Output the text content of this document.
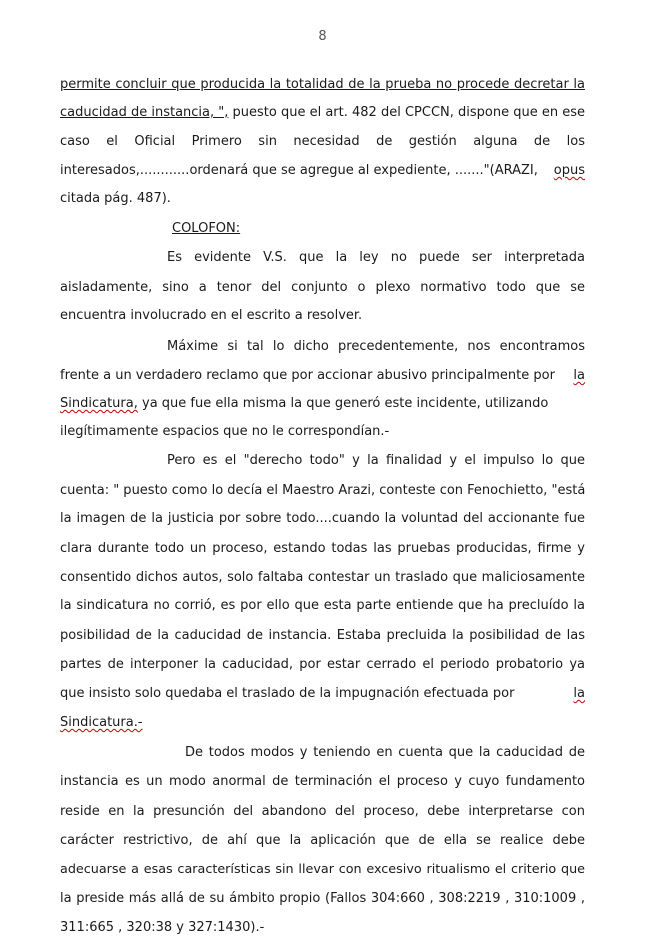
8
permite concluir que producida la totalidad de la prueba no procede decretar la
caducidad de instancia, ", puesto que el art. 482 del CPCCN, dispone que en ese
caso el Oficial Primero sin necesidad de gestión alguna de los
interesados,............ordenará que se agregue al expediente, ......."(ARAZI, opus
citada pág. 487).
COLOFON:
Es evidente V.S. que la ley no puede ser interpretada
aisladamente, sino a tenor del conjunto o plexo normativo todo que se
encuentra involucrado en el escrito a resolver.
Máxime si tal lo dicho precedentemente, nos encontramos
frente a un verdadero reclamo que por accionar abusivo principalmente por la
Sindicatura, ya que fue ella misma la que generó este incidente, utilizando
ilegítimamente espacios que no le correspondían.-
Pero es el "derecho todo" y la finalidad y el impulso lo que
cuenta: " puesto como lo decía el Maestro Arazi, conteste con Fenochietto, "está
la imagen de la justicia por sobre todo....cuando la voluntad del accionante fue
clara durante todo un proceso, estando todas las pruebas producidas, firme y
consentido dichos autos, solo faltaba contestar un traslado que maliciosamente
la sindicatura no corrió, es por ello que esta parte entiende que ha precluído la
posibilidad de la caducidad de instancia. Estaba precluida la posibilidad de las
partes de interponer la caducidad, por estar cerrado el periodo probatorio ya
que insisto solo quedaba el traslado de la impugnación efectuada por	la
Sindicatura.-
De todos modos y teniendo en cuenta que la caducidad de
instancia es un modo anormal de terminación el proceso y cuyo fundamento
reside en la presunción del abandono del proceso, debe interpretarse con
carácter restrictivo, de ahí que la aplicación que de ella se realice debe
adecuarse a esas características sin llevar con excesivo ritualismo el criterio que
la preside más allá de su ámbito propio (Fallos 304:660 , 308:2219 , 310:1009 ,
311:665 , 320:38 y 327:1430).-
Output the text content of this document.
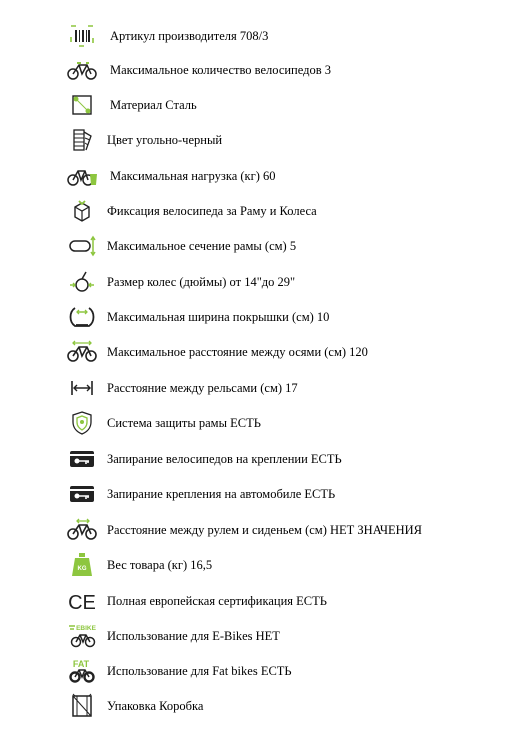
Артикул производителя 708/3
Максимальное количество велосипедов 3
Материал Сталь
Цвет угольно-черный
Максимальная нагрузка (кг) 60
Фиксация велосипеда за Раму и Колеса
Максимальное сечение рамы (см) 5
Размер колес (дюймы) от 14"до 29"
Максимальная ширина покрышки (см) 10
Максимальное расстояние между осями (см) 120
Расстояние между рельсами (см) 17
Система защиты рамы ЕСТЬ
Запирание велосипедов на креплении ЕСТЬ
Запирание крепления на автомобиле ЕСТЬ
Расстояние между рулем и сиденьем (см) НЕТ ЗНАЧЕНИЯ
KG Вес товара (кг) 16,5
CE Полная европейская сертификация ЕСТЬ
EBIKE
Использование для E-Bikes НЕТ
FAT Использование для Fat bikes ЕСТЬ
Упаковка Коробка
********
_THE TASK_: Return the listing above word for word, with the pictures removed.

_COMPLETE OUTPUT_:
Output the text content of this document.
8
permite concluir que producida la totalidad de la prueba no procede decretar la
caducidad de instancia, ", puesto que el art. 482 del CPCCN, dispone que en ese
caso el Oficial Primero sin necesidad de gestión alguna de los
interesados,............ordenará que se agregue al expediente, ......."(ARAZI, opus
citada pág. 487).
COLOFON:
Es evidente V.S. que la ley no puede ser interpretada
aisladamente, sino a tenor del conjunto o plexo normativo todo que se
encuentra involucrado en el escrito a resolver.
Máxime si tal lo dicho precedentemente, nos encontramos
frente a un verdadero reclamo que por accionar abusivo principalmente por la
Sindicatura, ya que fue ella misma la que generó este incidente, utilizando
ilegítimamente espacios que no le correspondían.-
Pero es el "derecho todo" y la finalidad y el impulso lo que
cuenta: " puesto como lo decía el Maestro Arazi, conteste con Fenochietto, "está
la imagen de la justicia por sobre todo....cuando la voluntad del accionante fue
clara durante todo un proceso, estando todas las pruebas producidas, firme y
consentido dichos autos, solo faltaba contestar un traslado que maliciosamente
la sindicatura no corrió, es por ello que esta parte entiende que ha precluído la
posibilidad de la caducidad de instancia. Estaba precluida la posibilidad de las
partes de interponer la caducidad, por estar cerrado el periodo probatorio ya
que insisto solo quedaba el traslado de la impugnación efectuada por	la
Sindicatura.-
De todos modos y teniendo en cuenta que la caducidad de
instancia es un modo anormal de terminación el proceso y cuyo fundamento
reside en la presunción del abandono del proceso, debe interpretarse con
carácter restrictivo, de ahí que la aplicación que de ella se realice debe
adecuarse a esas características sin llevar con excesivo ritualismo el criterio que
la preside más allá de su ámbito propio (Fallos 304:660 , 308:2219 , 310:1009 ,
311:665 , 320:38 y 327:1430).-
Output the text content of this document.
Артикул производителя 708/3
Максимальное количество велосипедов 3
Материал Сталь
Цвет угольно-черный
Максимальная нагрузка (кг) 60
Фиксация велосипеда за Раму и Колеса
Максимальное сечение рамы (см) 5
Размер колес (дюймы) от 14"до 29"
Максимальная ширина покрышки (см) 10
Максимальное расстояние между осями (см) 120
Расстояние между рельсами (см) 17
Система защиты рамы ЕСТЬ
Запирание велосипедов на креплении ЕСТЬ
Запирание крепления на автомобиле ЕСТЬ
Расстояние между рулем и сиденьем (см) НЕТ ЗНАЧЕНИЯ
KG Вес товара (кг) 16,5
CE Полная европейская сертификация ЕСТЬ
EBIKE
Использование для E-Bikes НЕТ
FAT Использование для Fat bikes ЕСТЬ
Упаковка Коробка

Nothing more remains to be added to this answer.